**Excerpt:**
>>>>

Textile Troubleshooting for Under-Floor Air Distribution
By Nick Paschke
Under-floor air distribution (UFAD) works well in theory, but not always in application. Conceptually, air conditioning is distributed through an under-floor cavity and floor-mounted diffusers rather than the conventional array of overhead ducting and diffusers.
Building occupants can then regulate airflow within a controlled zone by adjusting the applicable air diffuser. The raised floor configuration is also convenient for housing communication cabling, wiring and even utility piping, which can more easily be installed, maintained and retrofitted through removable floor panels.
However, design assumptions didn’t always translate into reality in many early UFAD systems. Disruptions in pressurization, turbulence and temperature gains (known as thermal decay) as air travelled through under-floor plenums compromised performance. Energy gain combined with poor distribution, resulting in temperature variables of as much as five to 10 degrees Fahrenheit at discharge points, which was far from the designers’ goal of a one- to three-degree variable across the entire space.
In a typical example, the HVAC system would be tasked unnecessarily to satisfy perimeter set-points in warmer areas requiring more cooling. Since building perimeter zones require roughly three times more cooling per square foot than interior space, occupants within zones nearest the HVAC system discharge would be chilled from the cooler temperatures.
Notably, an office building in Dallas, Texas reported a 12-degree Fahrenheit temperature differential within its 25,000-square-foot floor plate and UFAD. As a result, the air-conditioning system was deployed at 100% fan and cooling capacity, creating higher energy costs.

<<<<

Region and label listings:
>>>>

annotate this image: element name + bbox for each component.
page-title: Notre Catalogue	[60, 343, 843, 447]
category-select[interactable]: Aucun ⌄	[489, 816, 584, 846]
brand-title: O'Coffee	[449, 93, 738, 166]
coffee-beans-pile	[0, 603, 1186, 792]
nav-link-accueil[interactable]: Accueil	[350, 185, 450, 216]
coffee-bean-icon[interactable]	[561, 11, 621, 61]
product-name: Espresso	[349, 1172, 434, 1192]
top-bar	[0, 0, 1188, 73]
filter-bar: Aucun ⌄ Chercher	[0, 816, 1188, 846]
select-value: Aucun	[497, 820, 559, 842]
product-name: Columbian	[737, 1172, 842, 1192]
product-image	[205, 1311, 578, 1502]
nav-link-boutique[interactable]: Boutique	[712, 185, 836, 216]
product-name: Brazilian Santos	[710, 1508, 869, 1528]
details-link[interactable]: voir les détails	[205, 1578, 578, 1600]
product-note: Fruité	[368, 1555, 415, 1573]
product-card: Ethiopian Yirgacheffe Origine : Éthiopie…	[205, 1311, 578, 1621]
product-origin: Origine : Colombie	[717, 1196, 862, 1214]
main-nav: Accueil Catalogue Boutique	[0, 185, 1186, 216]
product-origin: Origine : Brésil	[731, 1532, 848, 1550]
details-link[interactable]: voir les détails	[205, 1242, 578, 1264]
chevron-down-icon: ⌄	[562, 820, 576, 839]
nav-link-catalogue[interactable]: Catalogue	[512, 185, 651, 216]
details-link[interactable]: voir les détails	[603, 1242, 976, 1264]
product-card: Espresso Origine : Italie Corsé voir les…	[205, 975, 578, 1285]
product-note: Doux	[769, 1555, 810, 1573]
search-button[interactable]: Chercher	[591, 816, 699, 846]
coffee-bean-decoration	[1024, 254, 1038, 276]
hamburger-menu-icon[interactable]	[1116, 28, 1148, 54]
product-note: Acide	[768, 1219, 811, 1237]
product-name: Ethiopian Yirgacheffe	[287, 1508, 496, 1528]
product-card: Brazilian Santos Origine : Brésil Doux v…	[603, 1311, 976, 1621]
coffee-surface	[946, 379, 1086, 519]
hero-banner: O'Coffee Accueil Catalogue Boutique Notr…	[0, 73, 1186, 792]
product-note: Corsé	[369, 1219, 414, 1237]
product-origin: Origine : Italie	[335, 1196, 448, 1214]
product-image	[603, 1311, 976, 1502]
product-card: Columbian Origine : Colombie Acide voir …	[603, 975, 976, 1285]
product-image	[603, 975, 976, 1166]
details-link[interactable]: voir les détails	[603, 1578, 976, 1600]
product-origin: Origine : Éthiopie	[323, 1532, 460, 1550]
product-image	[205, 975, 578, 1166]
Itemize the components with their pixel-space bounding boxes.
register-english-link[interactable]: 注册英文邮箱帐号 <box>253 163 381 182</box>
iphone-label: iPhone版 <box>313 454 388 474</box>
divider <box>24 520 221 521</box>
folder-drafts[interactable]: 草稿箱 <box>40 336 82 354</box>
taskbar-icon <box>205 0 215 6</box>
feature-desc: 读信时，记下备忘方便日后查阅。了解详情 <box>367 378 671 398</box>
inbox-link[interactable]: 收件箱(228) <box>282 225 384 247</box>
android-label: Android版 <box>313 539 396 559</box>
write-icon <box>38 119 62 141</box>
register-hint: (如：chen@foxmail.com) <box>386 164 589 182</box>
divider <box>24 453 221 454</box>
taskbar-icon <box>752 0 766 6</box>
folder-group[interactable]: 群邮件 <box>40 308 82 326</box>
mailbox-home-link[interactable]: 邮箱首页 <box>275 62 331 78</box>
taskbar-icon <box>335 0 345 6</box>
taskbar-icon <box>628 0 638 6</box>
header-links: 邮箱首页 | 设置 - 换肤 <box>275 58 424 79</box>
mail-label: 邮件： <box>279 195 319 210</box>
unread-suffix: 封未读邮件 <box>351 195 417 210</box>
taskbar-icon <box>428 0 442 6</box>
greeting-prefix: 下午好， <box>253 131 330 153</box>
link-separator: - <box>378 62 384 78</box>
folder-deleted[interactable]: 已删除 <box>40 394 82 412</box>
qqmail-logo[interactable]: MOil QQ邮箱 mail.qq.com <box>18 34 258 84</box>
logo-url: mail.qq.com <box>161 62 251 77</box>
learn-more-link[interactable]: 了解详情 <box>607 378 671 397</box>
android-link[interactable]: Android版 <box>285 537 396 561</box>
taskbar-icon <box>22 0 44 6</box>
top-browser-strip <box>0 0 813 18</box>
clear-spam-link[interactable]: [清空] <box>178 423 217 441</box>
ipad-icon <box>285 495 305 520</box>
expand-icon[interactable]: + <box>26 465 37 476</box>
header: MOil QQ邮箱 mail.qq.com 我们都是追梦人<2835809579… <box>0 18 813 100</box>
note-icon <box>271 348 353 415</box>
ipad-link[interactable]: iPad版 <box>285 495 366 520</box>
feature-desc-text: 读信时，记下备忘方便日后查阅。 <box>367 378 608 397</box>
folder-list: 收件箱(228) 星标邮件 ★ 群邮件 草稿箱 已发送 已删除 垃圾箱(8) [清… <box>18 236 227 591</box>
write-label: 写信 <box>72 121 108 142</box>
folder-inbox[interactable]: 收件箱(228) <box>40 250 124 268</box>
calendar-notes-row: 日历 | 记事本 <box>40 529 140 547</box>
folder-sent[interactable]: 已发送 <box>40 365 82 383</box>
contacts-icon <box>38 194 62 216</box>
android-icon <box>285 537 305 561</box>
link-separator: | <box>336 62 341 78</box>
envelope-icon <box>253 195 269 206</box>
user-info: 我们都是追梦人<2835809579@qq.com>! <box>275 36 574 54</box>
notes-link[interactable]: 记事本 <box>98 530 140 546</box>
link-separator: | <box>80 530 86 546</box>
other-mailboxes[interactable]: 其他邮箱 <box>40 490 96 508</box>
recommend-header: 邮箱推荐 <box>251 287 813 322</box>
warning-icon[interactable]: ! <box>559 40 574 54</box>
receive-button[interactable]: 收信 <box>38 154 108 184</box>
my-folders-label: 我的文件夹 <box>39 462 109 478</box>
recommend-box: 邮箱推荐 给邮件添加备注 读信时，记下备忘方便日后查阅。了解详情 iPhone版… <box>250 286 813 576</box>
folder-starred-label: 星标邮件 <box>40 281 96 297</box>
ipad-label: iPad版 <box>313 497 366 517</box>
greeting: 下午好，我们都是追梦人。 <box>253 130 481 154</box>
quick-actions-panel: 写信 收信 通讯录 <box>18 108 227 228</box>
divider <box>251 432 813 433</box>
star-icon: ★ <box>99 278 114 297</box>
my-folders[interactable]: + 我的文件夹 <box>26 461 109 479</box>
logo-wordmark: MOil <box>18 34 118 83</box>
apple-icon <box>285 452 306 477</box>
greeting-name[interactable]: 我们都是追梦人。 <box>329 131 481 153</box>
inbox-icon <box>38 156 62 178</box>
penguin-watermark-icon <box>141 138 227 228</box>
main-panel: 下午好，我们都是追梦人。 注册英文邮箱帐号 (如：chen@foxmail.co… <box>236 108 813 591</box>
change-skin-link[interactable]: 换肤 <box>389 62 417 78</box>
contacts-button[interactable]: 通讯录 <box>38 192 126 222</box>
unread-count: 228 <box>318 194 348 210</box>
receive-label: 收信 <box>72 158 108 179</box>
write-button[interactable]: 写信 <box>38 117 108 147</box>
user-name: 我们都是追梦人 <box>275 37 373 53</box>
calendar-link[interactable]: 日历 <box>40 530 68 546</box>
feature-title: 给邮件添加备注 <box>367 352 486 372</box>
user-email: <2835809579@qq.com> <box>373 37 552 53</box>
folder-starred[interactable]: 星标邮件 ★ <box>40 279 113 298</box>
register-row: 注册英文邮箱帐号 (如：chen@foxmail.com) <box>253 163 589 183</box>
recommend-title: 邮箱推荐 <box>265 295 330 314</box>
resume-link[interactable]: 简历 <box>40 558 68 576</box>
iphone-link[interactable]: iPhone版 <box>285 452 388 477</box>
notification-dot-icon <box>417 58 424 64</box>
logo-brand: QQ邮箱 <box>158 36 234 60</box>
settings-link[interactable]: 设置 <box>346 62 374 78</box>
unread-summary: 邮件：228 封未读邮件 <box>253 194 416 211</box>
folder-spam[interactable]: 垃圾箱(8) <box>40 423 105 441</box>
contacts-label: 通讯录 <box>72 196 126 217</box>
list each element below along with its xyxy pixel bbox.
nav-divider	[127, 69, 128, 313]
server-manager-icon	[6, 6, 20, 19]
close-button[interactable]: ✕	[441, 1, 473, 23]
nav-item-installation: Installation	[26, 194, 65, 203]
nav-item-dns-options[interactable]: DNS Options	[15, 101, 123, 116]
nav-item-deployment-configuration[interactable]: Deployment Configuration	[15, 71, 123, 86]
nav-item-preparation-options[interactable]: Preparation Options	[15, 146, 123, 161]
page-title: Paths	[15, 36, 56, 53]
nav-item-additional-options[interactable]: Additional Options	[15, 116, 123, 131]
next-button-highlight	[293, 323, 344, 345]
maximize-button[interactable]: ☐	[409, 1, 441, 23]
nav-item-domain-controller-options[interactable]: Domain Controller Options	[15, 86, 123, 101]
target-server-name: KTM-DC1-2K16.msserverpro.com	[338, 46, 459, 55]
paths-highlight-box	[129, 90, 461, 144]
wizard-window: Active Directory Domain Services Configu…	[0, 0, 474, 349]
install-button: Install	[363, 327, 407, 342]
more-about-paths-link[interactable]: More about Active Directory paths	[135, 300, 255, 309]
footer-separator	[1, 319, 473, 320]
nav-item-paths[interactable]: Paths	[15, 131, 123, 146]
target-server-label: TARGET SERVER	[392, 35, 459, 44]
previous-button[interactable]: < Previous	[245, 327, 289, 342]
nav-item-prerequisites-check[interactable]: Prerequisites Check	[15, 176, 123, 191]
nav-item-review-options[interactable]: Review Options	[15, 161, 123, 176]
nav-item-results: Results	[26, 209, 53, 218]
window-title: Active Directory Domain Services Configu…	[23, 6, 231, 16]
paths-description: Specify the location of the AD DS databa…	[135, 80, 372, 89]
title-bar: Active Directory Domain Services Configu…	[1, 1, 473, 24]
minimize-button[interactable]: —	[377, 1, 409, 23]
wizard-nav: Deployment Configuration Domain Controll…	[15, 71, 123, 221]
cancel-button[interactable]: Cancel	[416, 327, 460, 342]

<<<<

**Prompt:** Reproduce the under-floor air distribution article from "However, design assumptions" up to and including "the entire space.". The records aren't needed for this.

**Solution below:**
However, design assumptions didn’t always translate into reality in many early UFAD systems. Disruptions in pressurization, turbulence and temperature gains (known as thermal decay) as air travelled through under-floor plenums compromised performance. Energy gain combined with poor distribution, resulting in temperature variables of as much as five to 10 degrees Fahrenheit at discharge points, which was far from the designers’ goal of a one- to three-degree variable across the entire space.